The Royal Architectural Institute of Canada (RAIC) is pleased to announce the shortlisted projects for the 2017 Moriyama RAIC International Prize. The four shortlisted projects are: 8 House by BIG (Bjarke Ingels Group) in Copenhagen
Denmark; Fuji Kindergarten by Tezuka Architects in Tokyo, Japan; Melbourne School of Design by John Wardle Architects and NADAAA in Melbourne, Australia; and the Shobac Campus by MacKay-Lyons Sweetapple Architects in Nova Scotia, Canada.
The Prize, awarded every two years, is open to all architects, irrespective of nationality and location. The winner is selected in an open, juried competition. This year’s jury of experts has considered a range of criteria in the evaluation of submissions, which were received from 17 countries across four continents, and will visit the shortlisted projects.
The winner of the 2017 Prize will be announced on September 19, 2017, at the RAIC’s gala event at The Carlu, a historic event space in Toronto and one of the city’s best examples of Art Moderne architecture. In addition to the main CAD $100,000 prize, three scholarships of CAD $5,000 each will be awarded to three students of Canadian schools of architecture on the basis of a written essay.

» **INFORMATION PROVIDED**:
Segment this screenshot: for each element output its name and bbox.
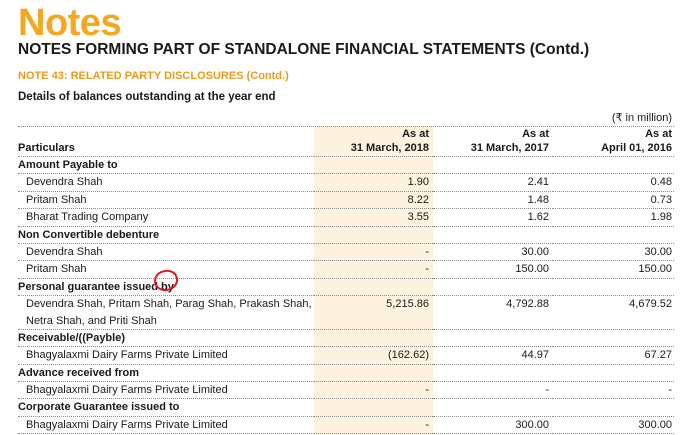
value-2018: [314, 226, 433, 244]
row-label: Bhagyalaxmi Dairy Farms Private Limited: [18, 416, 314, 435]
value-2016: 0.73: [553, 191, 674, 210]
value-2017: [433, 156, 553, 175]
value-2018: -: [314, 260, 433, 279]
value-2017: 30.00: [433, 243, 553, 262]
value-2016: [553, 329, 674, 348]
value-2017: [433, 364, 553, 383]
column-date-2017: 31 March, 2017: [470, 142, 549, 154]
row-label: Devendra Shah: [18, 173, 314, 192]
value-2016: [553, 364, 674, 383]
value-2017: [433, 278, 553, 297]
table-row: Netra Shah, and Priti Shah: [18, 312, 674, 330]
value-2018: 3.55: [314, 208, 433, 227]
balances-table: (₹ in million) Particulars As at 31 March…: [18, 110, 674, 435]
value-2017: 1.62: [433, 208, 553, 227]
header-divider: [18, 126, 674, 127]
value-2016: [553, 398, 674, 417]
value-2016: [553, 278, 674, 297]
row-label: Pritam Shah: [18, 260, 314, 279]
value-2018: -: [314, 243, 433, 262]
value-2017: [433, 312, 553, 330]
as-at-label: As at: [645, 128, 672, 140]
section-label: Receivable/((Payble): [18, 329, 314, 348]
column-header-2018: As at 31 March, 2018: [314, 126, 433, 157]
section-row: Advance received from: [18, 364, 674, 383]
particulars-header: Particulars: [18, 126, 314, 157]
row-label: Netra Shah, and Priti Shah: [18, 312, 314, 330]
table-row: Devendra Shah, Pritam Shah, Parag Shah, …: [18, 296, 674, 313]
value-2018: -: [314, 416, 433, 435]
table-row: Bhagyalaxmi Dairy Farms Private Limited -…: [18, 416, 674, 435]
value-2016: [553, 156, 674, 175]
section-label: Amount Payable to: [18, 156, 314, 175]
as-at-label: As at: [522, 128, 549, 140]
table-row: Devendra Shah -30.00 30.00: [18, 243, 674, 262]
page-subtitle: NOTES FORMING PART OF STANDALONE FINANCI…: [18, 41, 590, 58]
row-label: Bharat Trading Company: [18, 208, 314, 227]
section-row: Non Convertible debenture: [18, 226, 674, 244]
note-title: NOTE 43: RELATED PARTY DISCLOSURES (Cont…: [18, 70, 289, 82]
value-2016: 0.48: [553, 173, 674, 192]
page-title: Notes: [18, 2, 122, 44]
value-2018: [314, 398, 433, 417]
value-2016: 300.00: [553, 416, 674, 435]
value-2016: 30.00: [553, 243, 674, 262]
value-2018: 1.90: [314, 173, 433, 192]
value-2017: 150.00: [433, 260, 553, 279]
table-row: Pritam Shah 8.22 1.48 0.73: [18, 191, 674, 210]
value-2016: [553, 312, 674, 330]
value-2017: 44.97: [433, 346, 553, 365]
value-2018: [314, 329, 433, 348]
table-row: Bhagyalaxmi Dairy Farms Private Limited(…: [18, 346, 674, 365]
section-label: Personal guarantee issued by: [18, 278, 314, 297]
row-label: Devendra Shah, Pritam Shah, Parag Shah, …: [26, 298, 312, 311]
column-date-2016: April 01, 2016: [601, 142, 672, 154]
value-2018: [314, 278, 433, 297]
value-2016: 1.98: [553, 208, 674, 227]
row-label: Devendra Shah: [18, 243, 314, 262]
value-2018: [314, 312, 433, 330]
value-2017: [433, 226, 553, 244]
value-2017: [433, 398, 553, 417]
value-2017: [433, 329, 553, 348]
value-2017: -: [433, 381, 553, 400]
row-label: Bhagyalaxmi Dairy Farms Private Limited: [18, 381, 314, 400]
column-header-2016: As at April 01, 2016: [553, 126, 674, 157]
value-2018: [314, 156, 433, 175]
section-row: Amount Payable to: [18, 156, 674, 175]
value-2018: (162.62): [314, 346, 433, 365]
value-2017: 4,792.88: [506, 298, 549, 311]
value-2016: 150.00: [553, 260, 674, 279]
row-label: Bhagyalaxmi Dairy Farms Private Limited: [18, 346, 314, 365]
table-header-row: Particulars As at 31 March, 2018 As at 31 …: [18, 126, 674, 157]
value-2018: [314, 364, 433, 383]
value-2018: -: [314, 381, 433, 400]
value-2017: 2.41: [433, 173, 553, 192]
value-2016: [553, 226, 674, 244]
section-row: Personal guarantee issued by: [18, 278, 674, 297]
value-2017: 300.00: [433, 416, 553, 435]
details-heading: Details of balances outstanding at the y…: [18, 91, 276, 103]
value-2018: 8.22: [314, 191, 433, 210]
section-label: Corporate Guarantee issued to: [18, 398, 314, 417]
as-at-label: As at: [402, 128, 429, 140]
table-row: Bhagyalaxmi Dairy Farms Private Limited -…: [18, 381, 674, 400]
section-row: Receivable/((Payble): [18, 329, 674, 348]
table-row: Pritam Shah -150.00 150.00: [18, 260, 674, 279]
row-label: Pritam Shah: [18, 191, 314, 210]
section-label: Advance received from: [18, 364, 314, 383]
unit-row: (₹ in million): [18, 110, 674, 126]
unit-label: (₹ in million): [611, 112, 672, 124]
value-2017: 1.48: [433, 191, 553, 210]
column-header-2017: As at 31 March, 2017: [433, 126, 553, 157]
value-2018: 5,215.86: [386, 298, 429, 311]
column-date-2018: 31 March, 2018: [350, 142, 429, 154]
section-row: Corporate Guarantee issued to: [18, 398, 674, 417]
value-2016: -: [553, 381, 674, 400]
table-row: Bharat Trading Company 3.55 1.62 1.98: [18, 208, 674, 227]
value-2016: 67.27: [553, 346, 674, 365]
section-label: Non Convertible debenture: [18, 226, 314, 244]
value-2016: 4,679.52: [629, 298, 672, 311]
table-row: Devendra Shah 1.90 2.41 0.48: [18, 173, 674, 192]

...

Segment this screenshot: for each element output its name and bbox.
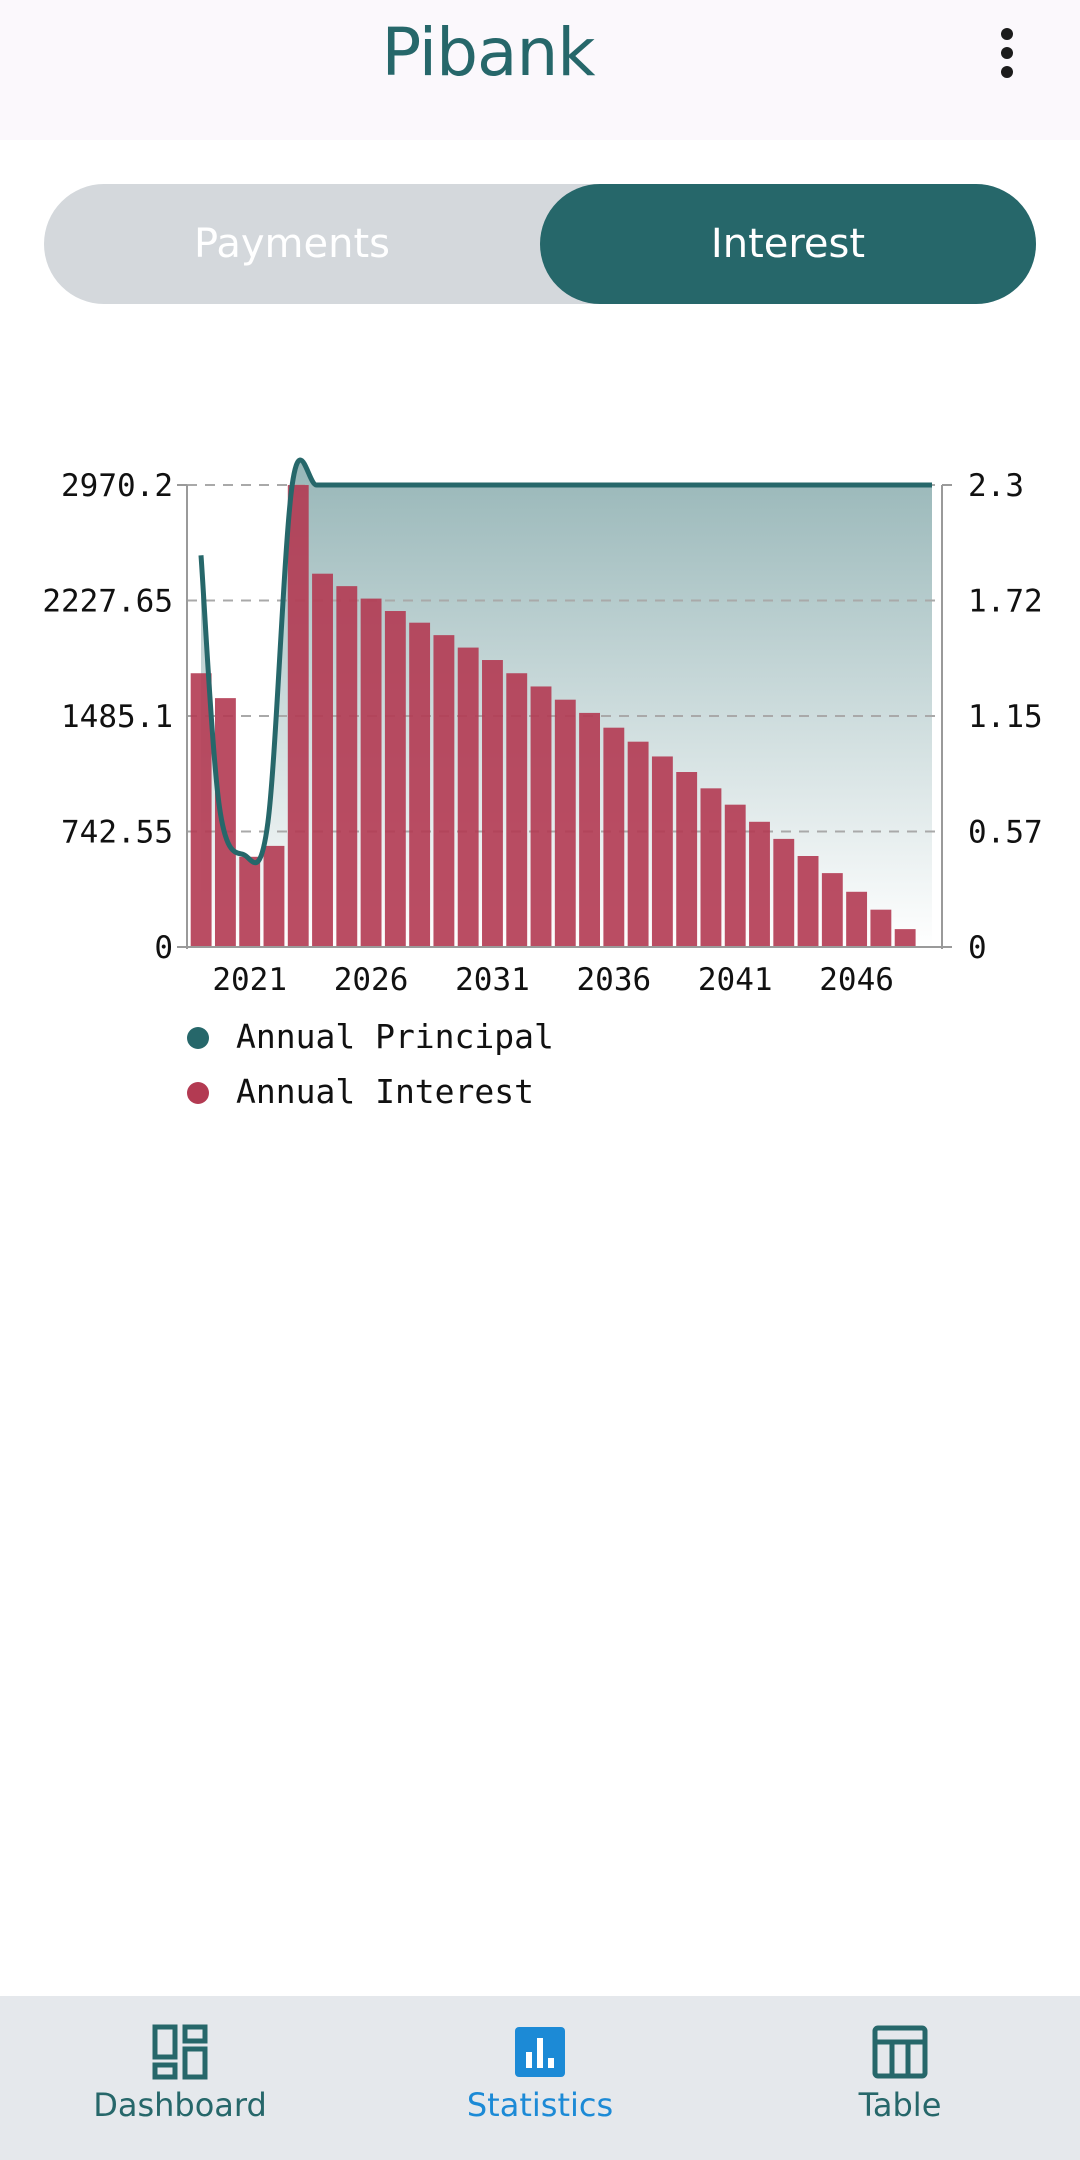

» **TASK LIST**:
1. Name every project on the shortlist in the prize announcement.
2. Write the next part of the prize announcement, following on from its last sentence.
Nothing in the lines is needed for this work.

» **RESULTS IN ORDER**:
1. 8 House, Fuji Kindergarten, Melbourne School of Design, Shobac Campus

2.
House 8 by Bjarke Ingels Group
- Location: Copenhagen, Denmark
- Client: Høpfner A/S, Danish Oil Company, St. Frederikslund
- Collabotators: Moe & Brødsgaard, KLAR, Veg Tech A/S
- Size: 667,300 SF
- Completed: 2010
The 8 House is a mixed-use residential building located in the neighbourhood of Ørestad South, outside of Copenhagen, situated on the edge of a canal and with views of the Kalvebrod Fælled fields. With 475 units that vary in size and layout, the building meets the needs of people in all of life’s stages: young and old; families and single people; growing and shrinking families. At the 8 House, closeness thrives in the 667,300 SF building.
The tranquillity of suburban life goes hand-in-hand with the energy of a big city, where business and housing co-exist. 8 House is where common areas and facilities merge with personal life. Instead of dividing the different functions of the building in separate blocks, they have been layered horizontally. Housing rests above public, commercial, and retail programs—such as offices, a kindergarten, a café—that unfold at the base of the building.
Fuji Kindergarten by Tezuka Architects
- Location: Tachikawa, Tokyo, Japan
- Constructor: Takenaka Corporation
- Total Floor Area: 1,304.01m2
- Completed: 2007
Fuji Kindergarten is a large, one-story, oval-shaped kindergarten, well known to accommodate over 600 children freely running around the oval-shaped roof. All of architectural spaces were designed to be at the scale of a child, so there is an extremely close relationship between the floor level and rooftop level.
Three pre-existing Zelkova trees shoot through the architecture and are splendid climbing points for children on the roof. There is not a single piece of play equipment on the roof. The rooftop itself becomes the play equipment. Even children who don’t usually run will most certainly race around this roof.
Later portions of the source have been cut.